• The exercise:
Reproduce the records below exactly as they appear, omitting any pictures they contain.

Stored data
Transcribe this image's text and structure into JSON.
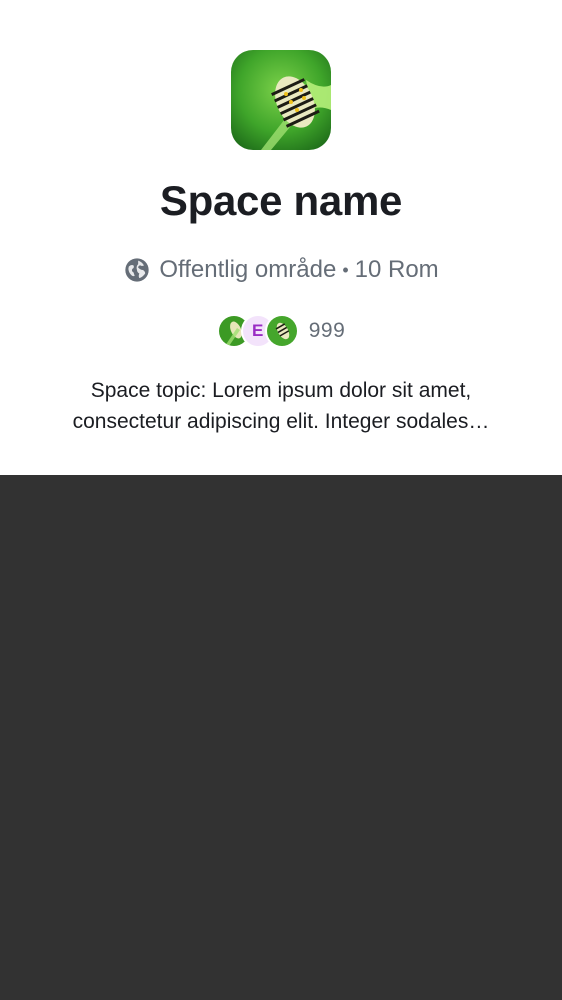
{
  "space": {
    "name": "Space name",
    "visibility": "Offentlig område",
    "separator": "•",
    "rooms": "10 Rom",
    "member_count": "999",
    "member_initial": "E",
    "topic": "Space topic: Lorem ipsum dolor sit amet, consectetur adipiscing elit. Integer sodales…"
  },
  "colors": {
    "background": "#323232",
    "card": "#ffffff",
    "primary_text": "#1b1d22",
    "secondary_text": "#656d77",
    "initial_avatar_bg": "#f3e3fb",
    "initial_avatar_fg": "#9a2cc4"
  },
  "icons": {
    "visibility": "globe-icon"
  }
}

• Output of the exercise:
Transcribe this image's text and structure into JSON.
{
  "space": {
    "name": "Space name",
    "visibility": "Offentlig område",
    "separator": "•",
    "rooms": "10 Rom",
    "member_count": "999",
    "member_initial": "E",
    "topic": "Space topic: Lorem ipsum dolor sit amet, consectetur adipiscing elit. Integer sodales…"
  },
  "colors": {
    "background": "#323232",
    "card": "#ffffff",
    "primary_text": "#1b1d22",
    "secondary_text": "#656d77",
    "initial_avatar_bg": "#f3e3fb",
    "initial_avatar_fg": "#9a2cc4"
  },
  "icons": {
    "visibility": "globe-icon"
  }
}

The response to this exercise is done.